----- Entries provided -----
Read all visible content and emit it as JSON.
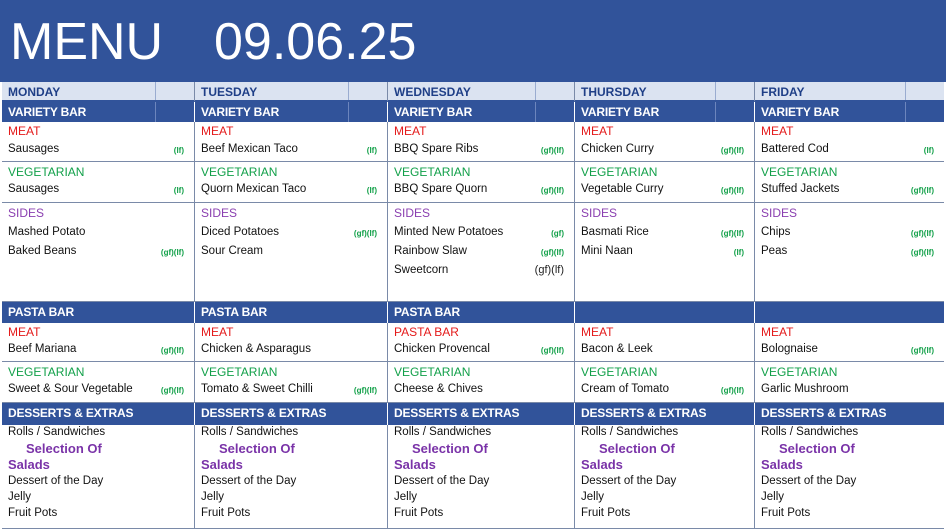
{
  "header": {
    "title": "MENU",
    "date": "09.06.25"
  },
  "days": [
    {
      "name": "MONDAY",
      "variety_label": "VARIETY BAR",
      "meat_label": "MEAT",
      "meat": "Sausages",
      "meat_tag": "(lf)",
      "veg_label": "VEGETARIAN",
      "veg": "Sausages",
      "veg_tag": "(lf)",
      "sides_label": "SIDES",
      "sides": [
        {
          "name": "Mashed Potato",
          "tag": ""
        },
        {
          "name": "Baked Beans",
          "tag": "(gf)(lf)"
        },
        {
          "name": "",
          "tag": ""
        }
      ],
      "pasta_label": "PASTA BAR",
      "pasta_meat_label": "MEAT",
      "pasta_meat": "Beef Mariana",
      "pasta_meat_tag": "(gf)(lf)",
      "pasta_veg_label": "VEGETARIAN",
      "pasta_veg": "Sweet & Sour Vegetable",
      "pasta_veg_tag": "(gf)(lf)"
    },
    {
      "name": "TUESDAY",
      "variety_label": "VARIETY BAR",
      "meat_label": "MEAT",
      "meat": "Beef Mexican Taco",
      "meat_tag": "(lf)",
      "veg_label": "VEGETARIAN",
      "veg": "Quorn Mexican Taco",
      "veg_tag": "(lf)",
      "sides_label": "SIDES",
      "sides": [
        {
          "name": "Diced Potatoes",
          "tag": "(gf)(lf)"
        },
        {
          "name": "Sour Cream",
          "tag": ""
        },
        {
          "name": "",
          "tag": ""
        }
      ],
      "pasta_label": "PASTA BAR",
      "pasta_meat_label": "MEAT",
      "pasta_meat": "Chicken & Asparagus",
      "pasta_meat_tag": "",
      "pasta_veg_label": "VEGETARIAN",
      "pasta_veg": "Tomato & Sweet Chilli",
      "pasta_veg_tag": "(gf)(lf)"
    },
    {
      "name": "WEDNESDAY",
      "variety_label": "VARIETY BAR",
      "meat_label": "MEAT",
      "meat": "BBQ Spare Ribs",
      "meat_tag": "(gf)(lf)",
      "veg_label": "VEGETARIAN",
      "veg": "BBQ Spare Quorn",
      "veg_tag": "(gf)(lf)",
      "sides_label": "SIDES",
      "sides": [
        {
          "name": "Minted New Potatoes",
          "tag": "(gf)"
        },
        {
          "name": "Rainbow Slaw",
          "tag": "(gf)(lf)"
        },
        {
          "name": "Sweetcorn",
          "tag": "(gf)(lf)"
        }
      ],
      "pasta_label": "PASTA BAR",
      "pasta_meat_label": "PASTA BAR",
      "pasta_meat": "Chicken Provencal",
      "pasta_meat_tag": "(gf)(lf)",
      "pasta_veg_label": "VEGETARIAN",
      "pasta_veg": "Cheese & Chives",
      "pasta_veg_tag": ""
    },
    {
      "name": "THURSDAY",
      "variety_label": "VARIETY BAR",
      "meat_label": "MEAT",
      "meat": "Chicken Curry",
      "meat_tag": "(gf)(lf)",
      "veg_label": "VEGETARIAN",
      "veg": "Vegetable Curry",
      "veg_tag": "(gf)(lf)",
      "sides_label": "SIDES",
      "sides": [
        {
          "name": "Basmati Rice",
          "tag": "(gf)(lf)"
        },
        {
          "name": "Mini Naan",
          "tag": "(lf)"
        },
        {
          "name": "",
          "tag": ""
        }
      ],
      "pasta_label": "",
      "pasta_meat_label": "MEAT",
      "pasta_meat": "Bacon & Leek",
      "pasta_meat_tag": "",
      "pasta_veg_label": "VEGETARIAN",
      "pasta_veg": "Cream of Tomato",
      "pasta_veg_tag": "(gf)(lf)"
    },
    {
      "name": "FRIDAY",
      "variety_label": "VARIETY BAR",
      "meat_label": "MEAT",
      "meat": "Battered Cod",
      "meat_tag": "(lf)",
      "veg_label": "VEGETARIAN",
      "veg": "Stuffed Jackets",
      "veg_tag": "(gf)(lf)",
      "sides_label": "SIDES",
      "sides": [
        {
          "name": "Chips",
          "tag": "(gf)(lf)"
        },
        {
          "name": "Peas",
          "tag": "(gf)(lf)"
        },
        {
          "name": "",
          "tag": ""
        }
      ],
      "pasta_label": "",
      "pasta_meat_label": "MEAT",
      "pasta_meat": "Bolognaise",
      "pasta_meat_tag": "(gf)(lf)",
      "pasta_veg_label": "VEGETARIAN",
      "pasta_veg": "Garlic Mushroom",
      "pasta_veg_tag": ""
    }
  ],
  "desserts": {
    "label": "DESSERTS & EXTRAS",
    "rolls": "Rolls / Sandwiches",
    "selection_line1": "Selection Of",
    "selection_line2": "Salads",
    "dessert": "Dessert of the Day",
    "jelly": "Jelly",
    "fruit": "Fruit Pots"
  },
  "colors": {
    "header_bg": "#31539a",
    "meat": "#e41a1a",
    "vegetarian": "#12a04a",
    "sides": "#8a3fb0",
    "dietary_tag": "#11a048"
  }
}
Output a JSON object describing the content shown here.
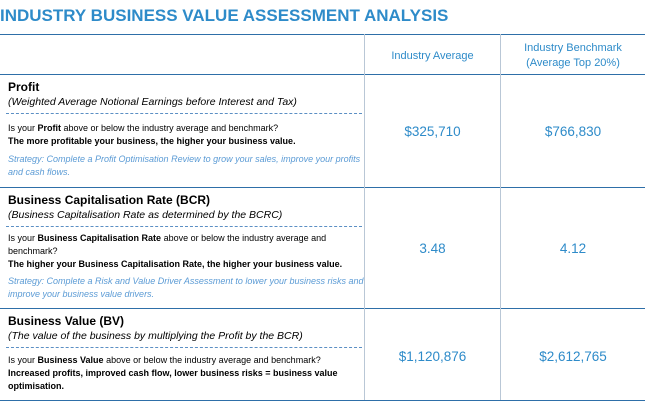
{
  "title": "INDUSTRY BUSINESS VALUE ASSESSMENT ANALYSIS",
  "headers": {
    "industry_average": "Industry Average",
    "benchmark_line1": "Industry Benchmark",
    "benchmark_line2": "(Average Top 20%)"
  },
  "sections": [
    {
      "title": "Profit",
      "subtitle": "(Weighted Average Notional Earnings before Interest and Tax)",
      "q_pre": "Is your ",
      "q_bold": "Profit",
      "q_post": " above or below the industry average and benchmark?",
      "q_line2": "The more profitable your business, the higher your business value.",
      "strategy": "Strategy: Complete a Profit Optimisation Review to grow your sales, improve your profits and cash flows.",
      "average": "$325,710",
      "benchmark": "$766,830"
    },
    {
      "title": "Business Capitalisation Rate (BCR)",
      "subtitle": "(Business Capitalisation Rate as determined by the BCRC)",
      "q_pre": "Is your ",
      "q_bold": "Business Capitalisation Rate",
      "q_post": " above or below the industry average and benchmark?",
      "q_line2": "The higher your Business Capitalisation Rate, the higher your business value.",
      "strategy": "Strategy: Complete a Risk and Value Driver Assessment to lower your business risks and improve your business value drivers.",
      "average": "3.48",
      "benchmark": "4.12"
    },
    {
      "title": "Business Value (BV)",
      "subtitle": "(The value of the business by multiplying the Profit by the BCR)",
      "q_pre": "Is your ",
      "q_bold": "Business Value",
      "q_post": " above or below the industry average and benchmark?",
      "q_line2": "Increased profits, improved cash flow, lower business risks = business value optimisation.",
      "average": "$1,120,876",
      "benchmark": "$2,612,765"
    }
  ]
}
-----
**Given request**
Pick every line with "profits" in it and copy it.

**Result**
      "strategy": "Strategy: Complete a Profit Optimisation Review to grow your sales, improve your profits and cash flows.",
      "q_line2": "Increased profits, improved cash flow, lower business risks = business value optimisation.",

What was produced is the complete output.